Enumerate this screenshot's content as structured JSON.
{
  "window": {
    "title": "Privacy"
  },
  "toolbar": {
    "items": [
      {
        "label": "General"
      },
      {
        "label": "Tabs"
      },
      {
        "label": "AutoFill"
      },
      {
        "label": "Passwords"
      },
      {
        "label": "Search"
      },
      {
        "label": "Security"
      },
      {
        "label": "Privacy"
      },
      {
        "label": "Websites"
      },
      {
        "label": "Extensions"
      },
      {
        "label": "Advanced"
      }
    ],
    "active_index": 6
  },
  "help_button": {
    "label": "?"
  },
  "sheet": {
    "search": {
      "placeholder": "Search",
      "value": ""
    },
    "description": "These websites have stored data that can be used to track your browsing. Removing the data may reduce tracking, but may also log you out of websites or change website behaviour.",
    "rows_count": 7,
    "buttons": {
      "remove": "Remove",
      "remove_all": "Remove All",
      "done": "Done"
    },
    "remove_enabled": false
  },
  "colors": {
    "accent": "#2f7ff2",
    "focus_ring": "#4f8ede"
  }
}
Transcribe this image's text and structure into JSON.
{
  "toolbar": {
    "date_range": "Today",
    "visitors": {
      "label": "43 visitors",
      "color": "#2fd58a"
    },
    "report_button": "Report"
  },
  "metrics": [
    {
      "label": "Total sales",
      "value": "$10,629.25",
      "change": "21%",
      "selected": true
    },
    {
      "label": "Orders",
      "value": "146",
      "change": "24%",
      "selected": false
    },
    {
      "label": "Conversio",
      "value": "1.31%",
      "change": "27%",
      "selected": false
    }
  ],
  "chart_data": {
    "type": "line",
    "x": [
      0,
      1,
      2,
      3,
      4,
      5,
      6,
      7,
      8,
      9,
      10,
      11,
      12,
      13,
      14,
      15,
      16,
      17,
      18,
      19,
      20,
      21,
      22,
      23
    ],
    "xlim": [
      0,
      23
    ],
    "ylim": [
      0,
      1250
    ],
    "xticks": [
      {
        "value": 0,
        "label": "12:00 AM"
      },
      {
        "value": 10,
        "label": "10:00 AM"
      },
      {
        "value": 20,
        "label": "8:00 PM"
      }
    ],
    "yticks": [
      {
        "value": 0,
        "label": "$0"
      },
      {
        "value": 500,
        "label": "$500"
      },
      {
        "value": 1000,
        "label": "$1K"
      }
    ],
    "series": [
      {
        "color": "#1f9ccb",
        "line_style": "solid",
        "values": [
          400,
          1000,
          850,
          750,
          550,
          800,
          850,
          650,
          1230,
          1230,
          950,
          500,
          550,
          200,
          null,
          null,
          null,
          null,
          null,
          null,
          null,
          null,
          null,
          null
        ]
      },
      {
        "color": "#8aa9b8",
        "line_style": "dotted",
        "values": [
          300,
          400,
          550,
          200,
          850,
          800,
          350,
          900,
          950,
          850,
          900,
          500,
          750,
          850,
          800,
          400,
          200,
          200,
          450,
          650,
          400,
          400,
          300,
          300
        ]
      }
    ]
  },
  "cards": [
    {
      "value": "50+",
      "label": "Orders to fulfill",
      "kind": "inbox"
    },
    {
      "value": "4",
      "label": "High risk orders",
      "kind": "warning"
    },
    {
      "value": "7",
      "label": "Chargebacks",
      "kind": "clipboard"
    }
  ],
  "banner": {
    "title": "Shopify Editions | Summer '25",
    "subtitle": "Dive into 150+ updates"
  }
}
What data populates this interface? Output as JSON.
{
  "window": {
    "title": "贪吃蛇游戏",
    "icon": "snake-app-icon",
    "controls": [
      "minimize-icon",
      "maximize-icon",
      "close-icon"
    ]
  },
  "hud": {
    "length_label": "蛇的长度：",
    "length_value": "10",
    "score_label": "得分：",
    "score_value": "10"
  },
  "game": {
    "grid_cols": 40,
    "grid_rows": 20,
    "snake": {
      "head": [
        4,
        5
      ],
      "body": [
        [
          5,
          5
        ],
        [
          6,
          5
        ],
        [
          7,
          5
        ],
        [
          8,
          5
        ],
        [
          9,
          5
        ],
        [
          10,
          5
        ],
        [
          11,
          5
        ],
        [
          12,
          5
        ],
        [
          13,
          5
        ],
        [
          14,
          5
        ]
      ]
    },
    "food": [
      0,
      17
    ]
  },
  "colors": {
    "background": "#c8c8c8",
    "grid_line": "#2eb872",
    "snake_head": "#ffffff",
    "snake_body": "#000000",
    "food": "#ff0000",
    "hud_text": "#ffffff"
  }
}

• **STATED TASK**: Answer with a single number: the count of lines holding the word "change".

• **EXERCISE ANSWER**: 4